## Task:
Find every line with the word "marker" and give their count, nothing else.

## Information shown:
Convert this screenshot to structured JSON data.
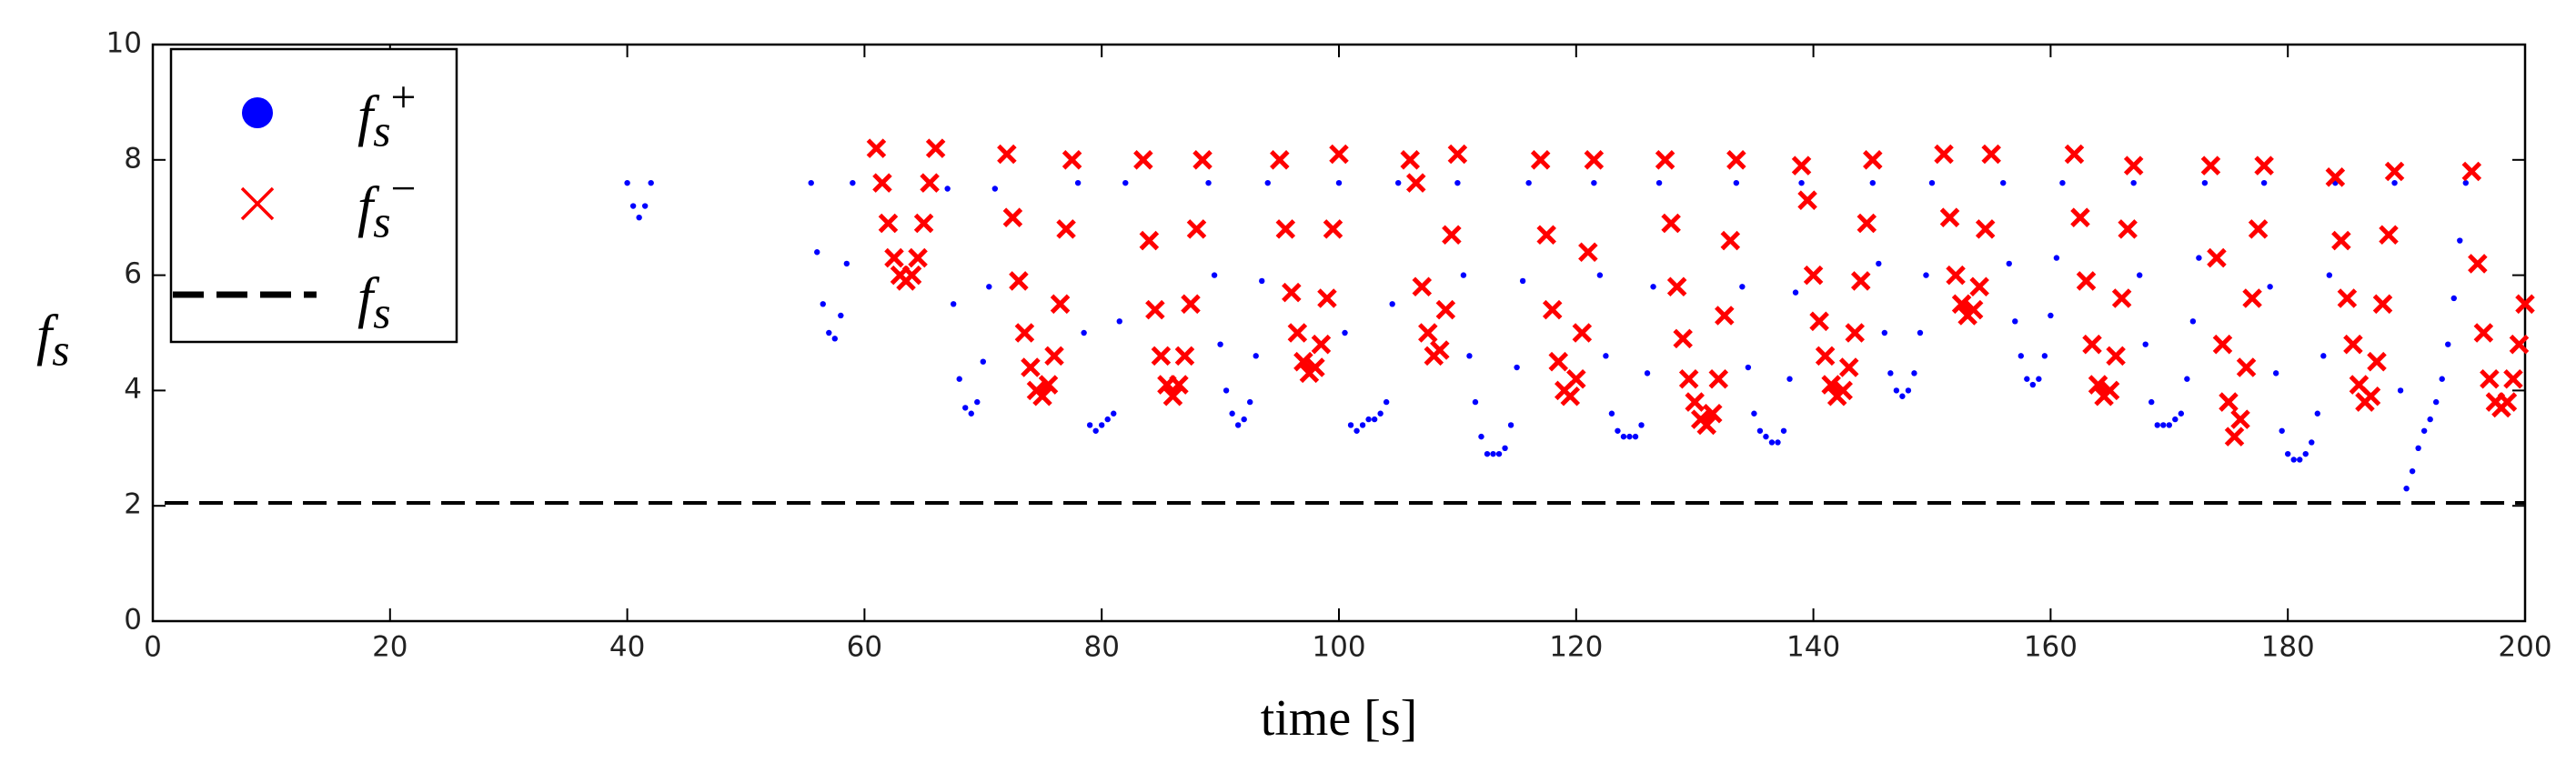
{
  "chart_data": {
    "type": "scatter",
    "xlabel": "time [s]",
    "ylabel": "fs",
    "xlim": [
      0,
      200
    ],
    "xticks": [
      0,
      20,
      40,
      60,
      80,
      100,
      120,
      140,
      160,
      180,
      200
    ],
    "ylim": [
      0,
      10
    ],
    "yticks": [
      0,
      2,
      4,
      6,
      8,
      10
    ],
    "grid": false,
    "legend": "upper left",
    "series": [
      {
        "name": "fs+",
        "color": "#0000ff",
        "marker": "circle",
        "x": [
          40,
          40.5,
          41,
          41.5,
          42,
          55.5,
          56,
          56.5,
          57,
          57.5,
          58,
          58.5,
          59,
          67,
          67.5,
          68,
          68.5,
          69,
          69.5,
          70,
          70.5,
          71,
          78,
          78.5,
          79,
          79.5,
          80,
          80.5,
          81,
          81.5,
          82,
          89,
          89.5,
          90,
          90.5,
          91,
          91.5,
          92,
          92.5,
          93,
          93.5,
          94,
          100,
          100.5,
          101,
          101.5,
          102,
          102.5,
          103,
          103.5,
          104,
          104.5,
          105,
          110,
          110.5,
          111,
          111.5,
          112,
          112.5,
          113,
          113.5,
          114,
          114.5,
          115,
          115.5,
          116,
          121.5,
          122,
          122.5,
          123,
          123.5,
          124,
          124.5,
          125,
          125.5,
          126,
          126.5,
          127,
          133.5,
          134,
          134.5,
          135,
          135.5,
          136,
          136.5,
          137,
          137.5,
          138,
          138.5,
          139,
          145,
          145.5,
          146,
          146.5,
          147,
          147.5,
          148,
          148.5,
          149,
          149.5,
          150,
          156,
          156.5,
          157,
          157.5,
          158,
          158.5,
          159,
          159.5,
          160,
          160.5,
          161,
          167,
          167.5,
          168,
          168.5,
          169,
          169.5,
          170,
          170.5,
          171,
          171.5,
          172,
          172.5,
          173,
          178,
          178.5,
          179,
          179.5,
          180,
          180.5,
          181,
          181.5,
          182,
          182.5,
          183,
          183.5,
          184,
          189,
          189.5,
          190,
          190.5,
          191,
          191.5,
          192,
          192.5,
          193,
          193.5,
          194,
          194.5,
          195
        ],
        "values": [
          7.6,
          7.2,
          7.0,
          7.2,
          7.6,
          7.6,
          6.4,
          5.5,
          5.0,
          4.9,
          5.3,
          6.2,
          7.6,
          7.5,
          5.5,
          4.2,
          3.7,
          3.6,
          3.8,
          4.5,
          5.8,
          7.5,
          7.6,
          5.0,
          3.4,
          3.3,
          3.4,
          3.5,
          3.6,
          5.2,
          7.6,
          7.6,
          6.0,
          4.8,
          4.0,
          3.6,
          3.4,
          3.5,
          3.8,
          4.6,
          5.9,
          7.6,
          7.6,
          5.0,
          3.4,
          3.3,
          3.4,
          3.5,
          3.5,
          3.6,
          3.8,
          5.5,
          7.6,
          7.6,
          6.0,
          4.6,
          3.8,
          3.2,
          2.9,
          2.9,
          2.9,
          3.0,
          3.4,
          4.4,
          5.9,
          7.6,
          7.6,
          6.0,
          4.6,
          3.6,
          3.3,
          3.2,
          3.2,
          3.2,
          3.4,
          4.3,
          5.8,
          7.6,
          7.6,
          5.8,
          4.4,
          3.6,
          3.3,
          3.2,
          3.1,
          3.1,
          3.3,
          4.2,
          5.7,
          7.6,
          7.6,
          6.2,
          5.0,
          4.3,
          4.0,
          3.9,
          4.0,
          4.3,
          5.0,
          6.0,
          7.6,
          7.6,
          6.2,
          5.2,
          4.6,
          4.2,
          4.1,
          4.2,
          4.6,
          5.3,
          6.3,
          7.6,
          7.6,
          6.0,
          4.8,
          3.8,
          3.4,
          3.4,
          3.4,
          3.5,
          3.6,
          4.2,
          5.2,
          6.3,
          7.6,
          7.6,
          5.8,
          4.3,
          3.3,
          2.9,
          2.8,
          2.8,
          2.9,
          3.1,
          3.6,
          4.6,
          6.0,
          7.6,
          7.6,
          4.0,
          2.3,
          2.6,
          3.0,
          3.3,
          3.5,
          3.8,
          4.2,
          4.8,
          5.6,
          6.6,
          7.6
        ]
      },
      {
        "name": "fs−",
        "color": "#ff0000",
        "marker": "cross",
        "x": [
          61,
          61.5,
          62,
          62.5,
          63,
          63.5,
          64,
          64.5,
          65,
          65.5,
          66,
          72,
          72.5,
          73,
          73.5,
          74,
          74.5,
          75,
          75.5,
          76,
          76.5,
          77,
          77.5,
          83.5,
          84,
          84.5,
          85,
          85.5,
          86,
          86.5,
          87,
          87.5,
          88,
          88.5,
          95,
          95.5,
          96,
          96.5,
          97,
          97.5,
          98,
          98.5,
          99,
          99.5,
          100,
          106,
          106.5,
          107,
          107.5,
          108,
          108.5,
          109,
          109.5,
          110,
          117,
          117.5,
          118,
          118.5,
          119,
          119.5,
          120,
          120.5,
          121,
          121.5,
          127.5,
          128,
          128.5,
          129,
          129.5,
          130,
          130.5,
          131,
          131.5,
          132,
          132.5,
          133,
          133.5,
          139,
          139.5,
          140,
          140.5,
          141,
          141.5,
          142,
          142.5,
          143,
          143.5,
          144,
          144.5,
          145,
          151,
          151.5,
          152,
          152.5,
          153,
          153.5,
          154,
          154.5,
          155,
          162,
          162.5,
          163,
          163.5,
          164,
          164.5,
          165,
          165.5,
          166,
          166.5,
          167,
          173.5,
          174,
          174.5,
          175,
          175.5,
          176,
          176.5,
          177,
          177.5,
          178,
          184,
          184.5,
          185,
          185.5,
          186,
          186.5,
          187,
          187.5,
          188,
          188.5,
          189,
          195.5,
          196,
          196.5,
          197,
          197.5,
          198,
          198.5,
          199,
          199.5,
          200
        ],
        "values": [
          8.2,
          7.6,
          6.9,
          6.3,
          6.0,
          5.9,
          6.0,
          6.3,
          6.9,
          7.6,
          8.2,
          8.1,
          7.0,
          5.9,
          5.0,
          4.4,
          4.0,
          3.9,
          4.1,
          4.6,
          5.5,
          6.8,
          8.0,
          8.0,
          6.6,
          5.4,
          4.6,
          4.1,
          3.9,
          4.1,
          4.6,
          5.5,
          6.8,
          8.0,
          8.0,
          6.8,
          5.7,
          5.0,
          4.5,
          4.3,
          4.4,
          4.8,
          5.6,
          6.8,
          8.1,
          8.0,
          7.6,
          5.8,
          5.0,
          4.6,
          4.7,
          5.4,
          6.7,
          8.1,
          8.0,
          6.7,
          5.4,
          4.5,
          4.0,
          3.9,
          4.2,
          5.0,
          6.4,
          8.0,
          8.0,
          6.9,
          5.8,
          4.9,
          4.2,
          3.8,
          3.5,
          3.4,
          3.6,
          4.2,
          5.3,
          6.6,
          8.0,
          7.9,
          7.3,
          6.0,
          5.2,
          4.6,
          4.1,
          3.9,
          4.0,
          4.4,
          5.0,
          5.9,
          6.9,
          8.0,
          8.1,
          7.0,
          6.0,
          5.5,
          5.3,
          5.4,
          5.8,
          6.8,
          8.1,
          8.1,
          7.0,
          5.9,
          4.8,
          4.1,
          3.9,
          4.0,
          4.6,
          5.6,
          6.8,
          7.9,
          7.9,
          6.3,
          4.8,
          3.8,
          3.2,
          3.5,
          4.4,
          5.6,
          6.8,
          7.9,
          7.7,
          6.6,
          5.6,
          4.8,
          4.1,
          3.8,
          3.9,
          4.5,
          5.5,
          6.7,
          7.8,
          7.8,
          6.2,
          5.0,
          4.2,
          3.8,
          3.7,
          3.8,
          4.2,
          4.8,
          5.5
        ]
      },
      {
        "name": "fs",
        "color": "#000000",
        "marker": "dashed",
        "x": [
          1,
          200
        ],
        "values": [
          2.05,
          2.05
        ]
      }
    ]
  }
}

## The output:
3